REQUEST — For the records below, say how many lines contain the string "شهید". Give the number only.
── INFORMATION SHOWN ──
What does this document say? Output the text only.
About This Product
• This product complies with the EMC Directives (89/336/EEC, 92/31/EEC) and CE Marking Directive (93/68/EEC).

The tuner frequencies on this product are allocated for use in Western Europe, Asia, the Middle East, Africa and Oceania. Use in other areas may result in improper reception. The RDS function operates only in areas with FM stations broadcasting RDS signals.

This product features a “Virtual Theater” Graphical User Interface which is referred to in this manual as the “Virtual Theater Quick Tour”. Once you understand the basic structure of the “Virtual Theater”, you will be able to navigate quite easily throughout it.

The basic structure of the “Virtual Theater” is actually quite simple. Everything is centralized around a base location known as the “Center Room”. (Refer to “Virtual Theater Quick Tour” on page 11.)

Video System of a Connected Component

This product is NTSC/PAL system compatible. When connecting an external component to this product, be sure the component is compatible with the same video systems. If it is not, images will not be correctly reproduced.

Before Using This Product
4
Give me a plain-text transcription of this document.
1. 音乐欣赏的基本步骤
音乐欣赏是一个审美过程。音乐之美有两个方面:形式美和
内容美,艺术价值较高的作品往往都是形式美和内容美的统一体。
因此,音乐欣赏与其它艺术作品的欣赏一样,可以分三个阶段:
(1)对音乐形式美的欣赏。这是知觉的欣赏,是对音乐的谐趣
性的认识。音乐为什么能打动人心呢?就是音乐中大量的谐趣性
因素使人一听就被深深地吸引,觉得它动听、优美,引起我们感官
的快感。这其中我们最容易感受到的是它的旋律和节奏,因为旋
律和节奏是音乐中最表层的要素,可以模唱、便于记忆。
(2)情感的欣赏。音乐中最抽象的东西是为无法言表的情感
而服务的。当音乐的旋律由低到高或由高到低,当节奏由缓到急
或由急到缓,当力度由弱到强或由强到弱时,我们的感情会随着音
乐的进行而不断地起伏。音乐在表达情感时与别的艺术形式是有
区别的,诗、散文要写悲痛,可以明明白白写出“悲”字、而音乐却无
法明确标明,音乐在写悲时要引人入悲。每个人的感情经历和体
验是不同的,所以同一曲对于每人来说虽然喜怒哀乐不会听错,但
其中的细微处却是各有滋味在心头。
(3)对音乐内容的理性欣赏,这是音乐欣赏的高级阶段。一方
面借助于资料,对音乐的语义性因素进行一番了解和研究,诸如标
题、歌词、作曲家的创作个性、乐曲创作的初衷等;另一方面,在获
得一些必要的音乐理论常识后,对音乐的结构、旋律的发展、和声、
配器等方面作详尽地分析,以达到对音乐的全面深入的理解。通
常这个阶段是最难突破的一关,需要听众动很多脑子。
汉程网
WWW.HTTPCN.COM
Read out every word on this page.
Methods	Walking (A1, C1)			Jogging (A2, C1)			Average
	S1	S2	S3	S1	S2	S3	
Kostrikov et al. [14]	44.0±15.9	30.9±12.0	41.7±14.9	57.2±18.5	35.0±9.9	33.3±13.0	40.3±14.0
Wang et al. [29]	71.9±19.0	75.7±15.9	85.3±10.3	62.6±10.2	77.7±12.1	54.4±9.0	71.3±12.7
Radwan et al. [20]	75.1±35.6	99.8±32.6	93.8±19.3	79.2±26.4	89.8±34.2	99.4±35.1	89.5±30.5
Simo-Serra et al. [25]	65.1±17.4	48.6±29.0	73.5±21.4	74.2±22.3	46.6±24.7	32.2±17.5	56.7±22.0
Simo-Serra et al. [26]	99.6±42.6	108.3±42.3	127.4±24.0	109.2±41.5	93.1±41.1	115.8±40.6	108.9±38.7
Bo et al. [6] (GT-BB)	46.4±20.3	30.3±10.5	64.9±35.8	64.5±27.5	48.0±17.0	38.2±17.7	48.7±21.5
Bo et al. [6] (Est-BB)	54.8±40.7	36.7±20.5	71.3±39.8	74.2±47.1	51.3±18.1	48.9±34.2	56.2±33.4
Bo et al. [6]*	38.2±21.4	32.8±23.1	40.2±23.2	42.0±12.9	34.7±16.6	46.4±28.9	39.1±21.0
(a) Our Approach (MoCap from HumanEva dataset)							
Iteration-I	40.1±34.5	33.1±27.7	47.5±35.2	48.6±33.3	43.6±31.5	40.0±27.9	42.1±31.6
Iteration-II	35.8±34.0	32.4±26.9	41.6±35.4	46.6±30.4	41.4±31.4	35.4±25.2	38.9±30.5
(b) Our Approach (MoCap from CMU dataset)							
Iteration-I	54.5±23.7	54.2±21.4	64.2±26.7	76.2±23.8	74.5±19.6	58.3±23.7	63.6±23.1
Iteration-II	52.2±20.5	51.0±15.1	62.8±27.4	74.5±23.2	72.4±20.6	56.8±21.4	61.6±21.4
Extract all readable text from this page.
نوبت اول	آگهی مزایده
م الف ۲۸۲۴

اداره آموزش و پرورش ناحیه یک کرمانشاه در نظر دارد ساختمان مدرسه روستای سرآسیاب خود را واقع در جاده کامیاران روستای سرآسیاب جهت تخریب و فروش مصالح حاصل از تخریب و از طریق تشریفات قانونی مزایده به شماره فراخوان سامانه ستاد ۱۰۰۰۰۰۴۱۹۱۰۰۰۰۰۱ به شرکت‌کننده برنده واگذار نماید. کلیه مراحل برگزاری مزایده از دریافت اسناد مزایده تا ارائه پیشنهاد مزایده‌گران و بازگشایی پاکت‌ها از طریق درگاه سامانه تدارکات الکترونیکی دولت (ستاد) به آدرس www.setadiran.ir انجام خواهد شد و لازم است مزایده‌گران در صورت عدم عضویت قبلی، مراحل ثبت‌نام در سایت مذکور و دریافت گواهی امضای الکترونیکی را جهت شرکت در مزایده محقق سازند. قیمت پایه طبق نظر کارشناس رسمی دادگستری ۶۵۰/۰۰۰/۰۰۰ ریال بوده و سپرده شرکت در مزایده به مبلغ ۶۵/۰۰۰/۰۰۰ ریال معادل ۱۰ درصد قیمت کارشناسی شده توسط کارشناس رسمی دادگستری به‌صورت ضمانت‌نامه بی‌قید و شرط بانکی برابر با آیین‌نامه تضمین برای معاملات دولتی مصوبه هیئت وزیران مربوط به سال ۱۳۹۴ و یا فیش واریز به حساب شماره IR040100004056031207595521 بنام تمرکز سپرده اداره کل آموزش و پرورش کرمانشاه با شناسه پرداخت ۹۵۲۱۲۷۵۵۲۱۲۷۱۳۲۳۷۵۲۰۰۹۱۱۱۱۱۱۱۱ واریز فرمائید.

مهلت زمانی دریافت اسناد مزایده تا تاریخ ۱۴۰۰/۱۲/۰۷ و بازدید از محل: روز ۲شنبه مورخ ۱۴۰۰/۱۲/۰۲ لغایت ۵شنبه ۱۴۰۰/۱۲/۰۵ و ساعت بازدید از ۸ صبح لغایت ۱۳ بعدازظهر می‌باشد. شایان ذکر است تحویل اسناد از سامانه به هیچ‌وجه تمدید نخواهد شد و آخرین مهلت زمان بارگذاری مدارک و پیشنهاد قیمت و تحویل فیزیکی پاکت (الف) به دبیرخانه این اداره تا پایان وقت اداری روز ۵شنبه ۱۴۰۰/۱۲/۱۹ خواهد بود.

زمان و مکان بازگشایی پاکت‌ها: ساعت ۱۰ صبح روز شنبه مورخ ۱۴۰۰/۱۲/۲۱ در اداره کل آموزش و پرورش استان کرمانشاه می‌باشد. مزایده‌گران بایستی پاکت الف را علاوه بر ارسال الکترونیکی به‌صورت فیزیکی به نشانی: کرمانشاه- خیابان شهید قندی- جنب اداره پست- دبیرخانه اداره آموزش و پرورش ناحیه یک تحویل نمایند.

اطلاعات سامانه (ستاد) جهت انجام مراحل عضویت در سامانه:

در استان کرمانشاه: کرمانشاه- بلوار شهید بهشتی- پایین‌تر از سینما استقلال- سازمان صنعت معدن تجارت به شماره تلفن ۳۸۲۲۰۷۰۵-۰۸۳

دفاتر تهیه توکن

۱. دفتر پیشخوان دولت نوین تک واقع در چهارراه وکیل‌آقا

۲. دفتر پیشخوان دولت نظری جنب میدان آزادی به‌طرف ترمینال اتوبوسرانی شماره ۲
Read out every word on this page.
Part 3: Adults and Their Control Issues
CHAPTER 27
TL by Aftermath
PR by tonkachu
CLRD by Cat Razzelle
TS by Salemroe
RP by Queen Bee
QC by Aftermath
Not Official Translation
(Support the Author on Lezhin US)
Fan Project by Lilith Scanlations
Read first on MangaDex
───
REPLY TO THE TASK — 2